Data entries
--------------------------------

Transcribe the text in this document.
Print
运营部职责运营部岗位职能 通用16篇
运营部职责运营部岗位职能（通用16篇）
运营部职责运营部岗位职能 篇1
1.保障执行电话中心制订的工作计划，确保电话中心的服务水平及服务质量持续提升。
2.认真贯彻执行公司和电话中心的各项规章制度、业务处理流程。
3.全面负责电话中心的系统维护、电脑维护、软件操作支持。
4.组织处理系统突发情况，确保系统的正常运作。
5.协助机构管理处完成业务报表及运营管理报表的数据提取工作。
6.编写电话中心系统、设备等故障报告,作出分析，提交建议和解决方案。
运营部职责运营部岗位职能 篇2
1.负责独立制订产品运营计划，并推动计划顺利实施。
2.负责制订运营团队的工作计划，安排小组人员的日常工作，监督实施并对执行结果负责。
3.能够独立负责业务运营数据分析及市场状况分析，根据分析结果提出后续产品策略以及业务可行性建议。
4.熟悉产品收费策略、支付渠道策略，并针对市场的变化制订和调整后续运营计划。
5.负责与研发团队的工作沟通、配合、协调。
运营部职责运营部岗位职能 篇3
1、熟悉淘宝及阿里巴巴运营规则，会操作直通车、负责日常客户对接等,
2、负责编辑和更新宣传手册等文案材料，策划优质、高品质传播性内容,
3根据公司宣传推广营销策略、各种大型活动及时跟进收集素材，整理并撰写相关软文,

--------------------------------

Challenge:
Please return the data above exactly as given.

Exercise response:
Transcribe the text in this document.
Print
运营部职责运营部岗位职能 通用16篇
运营部职责运营部岗位职能（通用16篇）
运营部职责运营部岗位职能 篇1
1.保障执行电话中心制订的工作计划，确保电话中心的服务水平及服务质量持续提升。
2.认真贯彻执行公司和电话中心的各项规章制度、业务处理流程。
3.全面负责电话中心的系统维护、电脑维护、软件操作支持。
4.组织处理系统突发情况，确保系统的正常运作。
5.协助机构管理处完成业务报表及运营管理报表的数据提取工作。
6.编写电话中心系统、设备等故障报告,作出分析，提交建议和解决方案。
运营部职责运营部岗位职能 篇2
1.负责独立制订产品运营计划，并推动计划顺利实施。
2.负责制订运营团队的工作计划，安排小组人员的日常工作，监督实施并对执行结果负责。
3.能够独立负责业务运营数据分析及市场状况分析，根据分析结果提出后续产品策略以及业务可行性建议。
4.熟悉产品收费策略、支付渠道策略，并针对市场的变化制订和调整后续运营计划。
5.负责与研发团队的工作沟通、配合、协调。
运营部职责运营部岗位职能 篇3
1、熟悉淘宝及阿里巴巴运营规则，会操作直通车、负责日常客户对接等,
2、负责编辑和更新宣传手册等文案材料，策划优质、高品质传播性内容,
3根据公司宣传推广营销策略、各种大型活动及时跟进收集素材，整理并撰写相关软文,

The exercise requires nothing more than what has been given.